▶ _EXERCISE REQUIREMENTS_:
Report how many lines hold the word "Petroleum"; answer with the number alone.

▶ _RECORD EXTRACTS_:

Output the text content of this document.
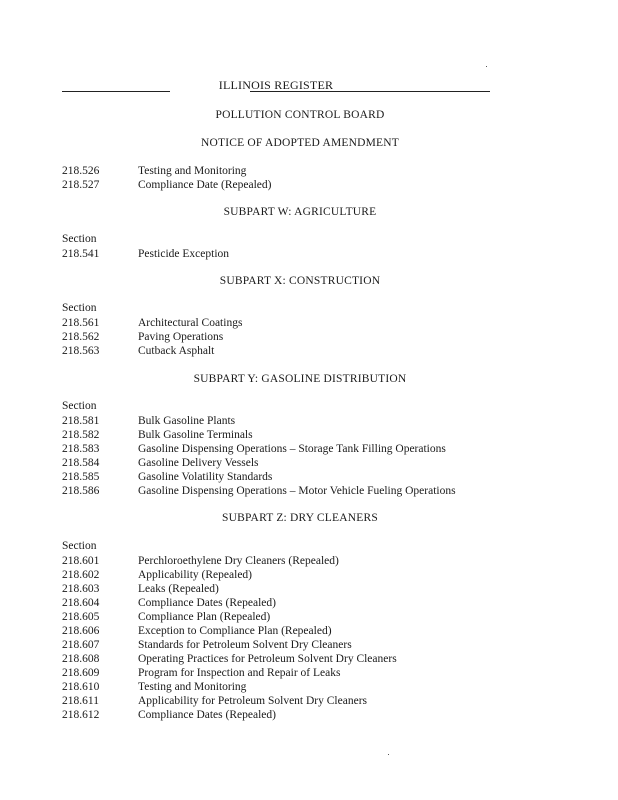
ILLINOIS REGISTER
POLLUTION CONTROL BOARD
NOTICE OF ADOPTED AMENDMENT
218.526	Testing and Monitoring
218.527	Compliance Date (Repealed)
SUBPART W: AGRICULTURE
Section
218.541	Pesticide Exception
SUBPART X: CONSTRUCTION
Section
218.561	Architectural Coatings
218.562	Paving Operations
218.563	Cutback Asphalt
SUBPART Y: GASOLINE DISTRIBUTION
Section
218.581	Bulk Gasoline Plants
218.582	Bulk Gasoline Terminals
218.583	Gasoline Dispensing Operations – Storage Tank Filling Operations
218.584	Gasoline Delivery Vessels
218.585	Gasoline Volatility Standards
218.586	Gasoline Dispensing Operations – Motor Vehicle Fueling Operations
SUBPART Z: DRY CLEANERS
Section
218.601	Perchloroethylene Dry Cleaners (Repealed)
218.602	Applicability (Repealed)
218.603	Leaks (Repealed)
218.604	Compliance Dates (Repealed)
218.605	Compliance Plan (Repealed)
218.606	Exception to Compliance Plan (Repealed)
218.607	Standards for Petroleum Solvent Dry Cleaners
218.608	Operating Practices for Petroleum Solvent Dry Cleaners
218.609	Program for Inspection and Repair of Leaks
218.610	Testing and Monitoring
218.611	Applicability for Petroleum Solvent Dry Cleaners
218.612	Compliance Dates (Repealed)
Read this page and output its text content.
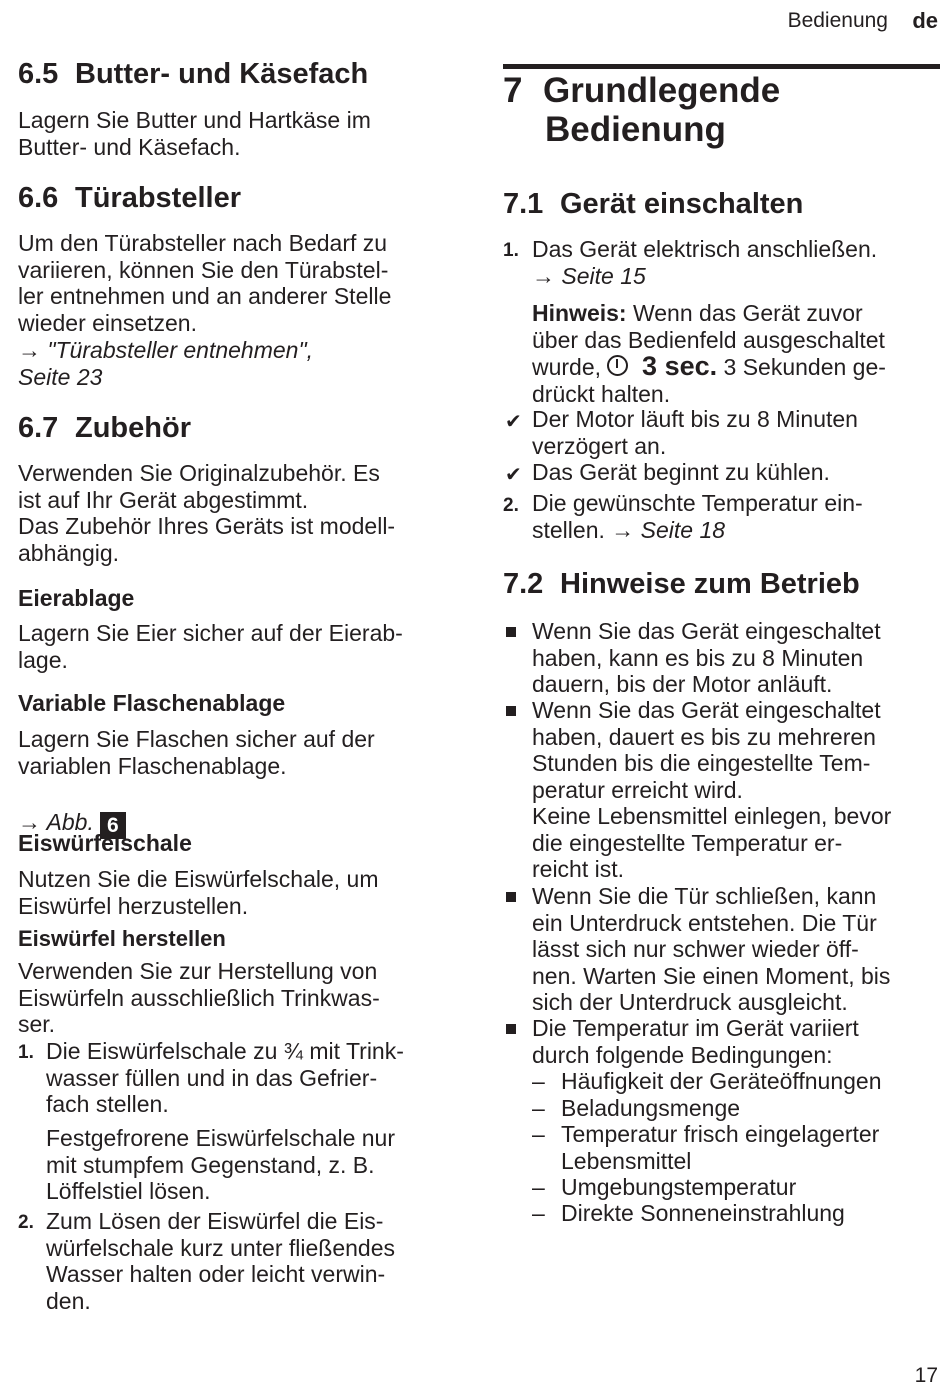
Bedienung de
6.5 Butter- und Käsefach
Lagern Sie Butter und Hartkäse im
Butter- und Käsefach.
6.6 Türabsteller
Um den Türabsteller nach Bedarf zu
variieren, können Sie den Türabstel-
ler entnehmen und an anderer Stelle
wieder einsetzen.
→ "Türabsteller entnehmen",
Seite 23
6.7 Zubehör
Verwenden Sie Originalzubehör. Es
ist auf Ihr Gerät abgestimmt.
Das Zubehör Ihres Geräts ist modell-
abhängig.
Eierablage
Lagern Sie Eier sicher auf der Eierab-
lage.
Variable Flaschenablage
Lagern Sie Flaschen sicher auf der
variablen Flaschenablage.

→ Abb. 6

Eiswürfelschale
Nutzen Sie die Eiswürfelschale, um
Eiswürfel herzustellen.
Eiswürfel herstellen
Verwenden Sie zur Herstellung von
Eiswürfeln ausschließlich Trinkwas-
ser.
1. Die Eiswürfelschale zu ¾ mit Trink-
wasser füllen und in das Gefrier-
fach stellen.
Festgefrorene Eiswürfelschale nur
mit stumpfem Gegenstand, z. B.
Löffelstiel lösen.
2. Zum Lösen der Eiswürfel die Eis-
würfelschale kurz unter fließendes
Wasser halten oder leicht verwin-
den.
7 Grundlegende
Bedienung
7.1 Gerät einschalten
1. Das Gerät elektrisch anschließen.
→ Seite 15
Hinweis: Wenn das Gerät zuvor
über das Bedienfeld ausgeschaltet
wurde, 3 sec. 3 Sekunden ge-
drückt halten.
✔ Der Motor läuft bis zu 8 Minuten
verzögert an.
✔ Das Gerät beginnt zu kühlen.
2. Die gewünschte Temperatur ein-
stellen. → Seite 18
7.2 Hinweise zum Betrieb
Wenn Sie das Gerät eingeschaltet
haben, kann es bis zu 8 Minuten
dauern, bis der Motor anläuft.
Wenn Sie das Gerät eingeschaltet
haben, dauert es bis zu mehreren
Stunden bis die eingestellte Tem-
peratur erreicht wird.
Keine Lebensmittel einlegen, bevor
die eingestellte Temperatur er-
reicht ist.
Wenn Sie die Tür schließen, kann
ein Unterdruck entstehen. Die Tür
lässt sich nur schwer wieder öff-
nen. Warten Sie einen Moment, bis
sich der Unterdruck ausgleicht.
Die Temperatur im Gerät variiert
durch folgende Bedingungen:
– Häufigkeit der Geräteöffnungen
– Beladungsmenge
– Temperatur frisch eingelagerter
Lebensmittel
– Umgebungstemperatur
– Direkte Sonneneinstrahlung
17
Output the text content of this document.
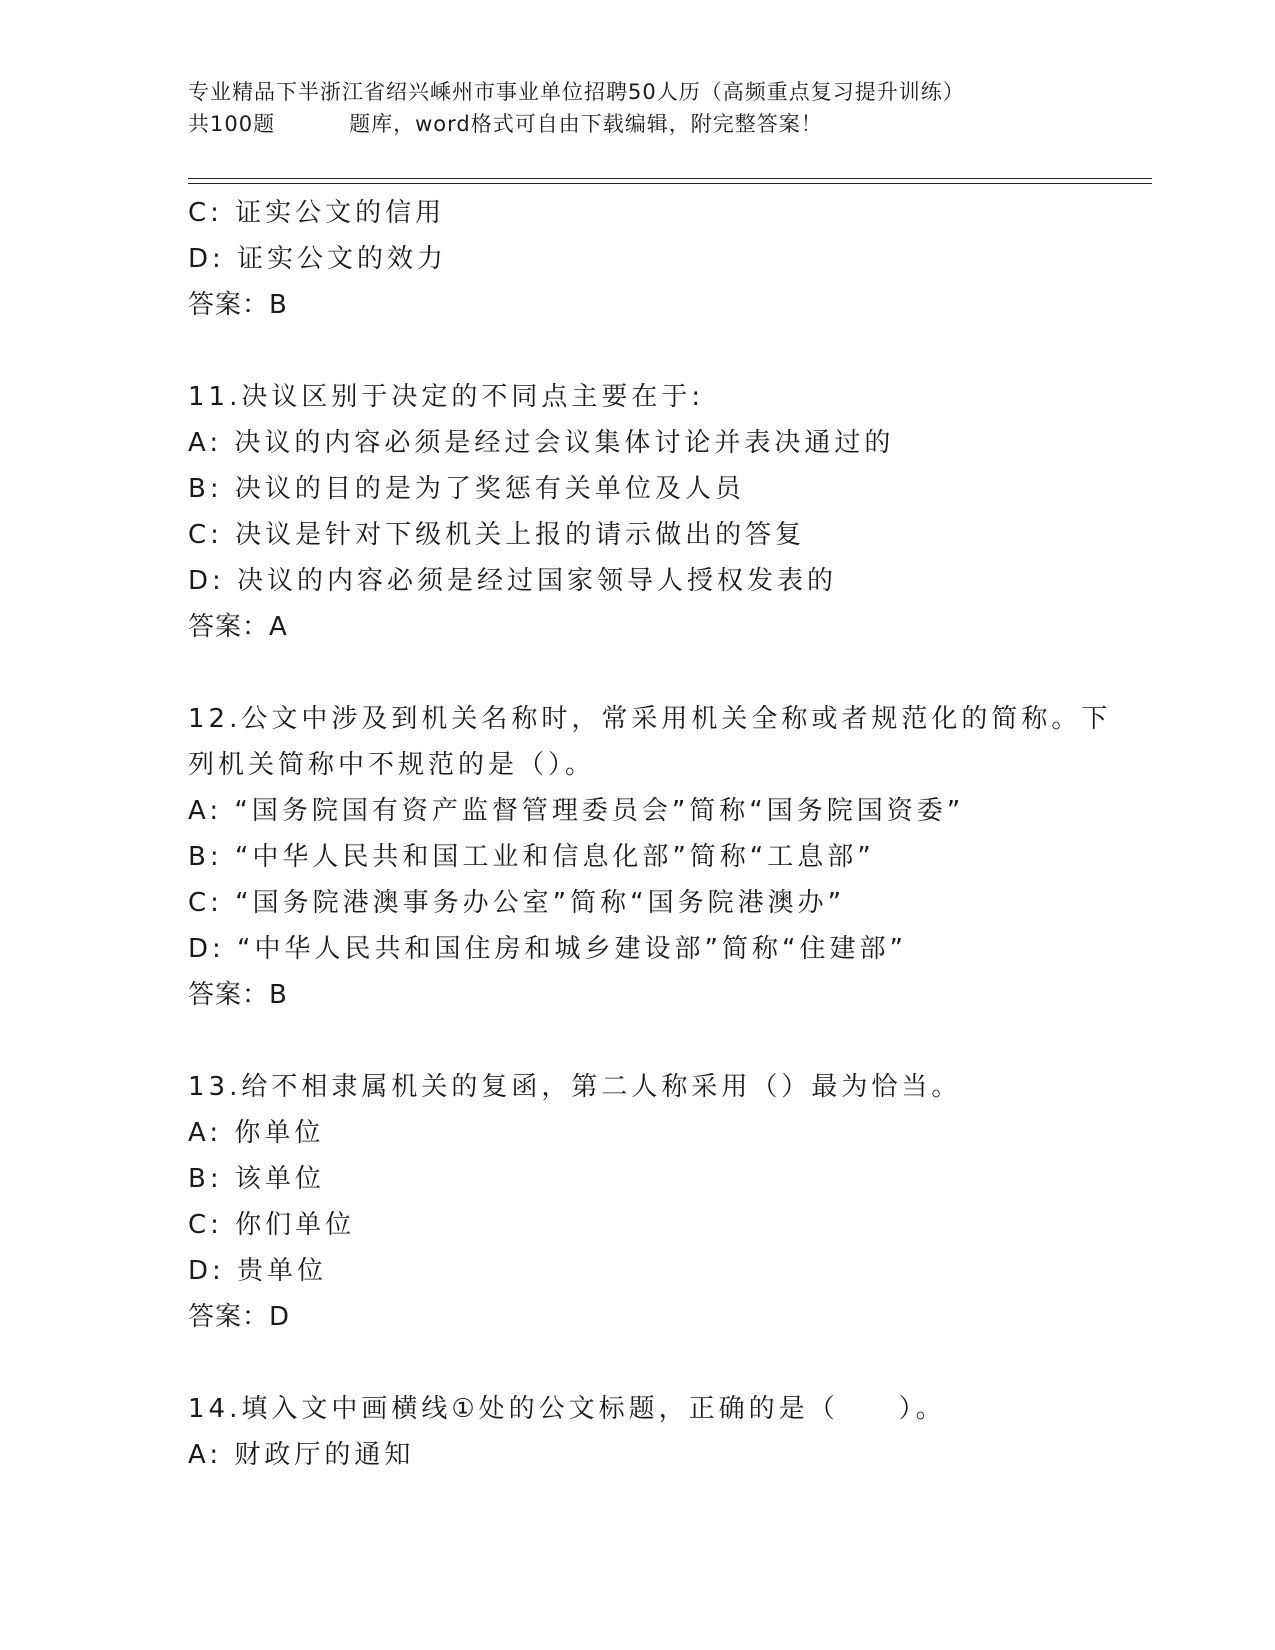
专业精品下半浙江省绍兴嵊州市事业单位招聘50人历（高频重点复习提升训练）
共100题	题库，word格式可自由下载编辑，附完整答案！
C: 证实公文的信用
D: 证实公文的效力
答案：B
11.决议区别于决定的不同点主要在于:
A: 决议的内容必须是经过会议集体讨论并表决通过的
B: 决议的目的是为了奖惩有关单位及人员
C: 决议是针对下级机关上报的请示做出的答复
D: 决议的内容必须是经过国家领导人授权发表的
答案：A
12.公文中涉及到机关名称时，常采用机关全称或者规范化的简称。下
列机关简称中不规范的是（）。
A: “国务院国有资产监督管理委员会”简称“国务院国资委”
B: “中华人民共和国工业和信息化部”简称“工息部”
C: “国务院港澳事务办公室”简称“国务院港澳办”
D: “中华人民共和国住房和城乡建设部”简称“住建部”
答案：B
13.给不相隶属机关的复函，第二人称采用（）最为恰当。
A: 你单位
B: 该单位
C: 你们单位
D: 贵单位
答案：D
14.填入文中画横线①处的公文标题，正确的是（　　）。
A: 财政厅的通知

▶ _RESULT OF THIS EXERCISE_:
3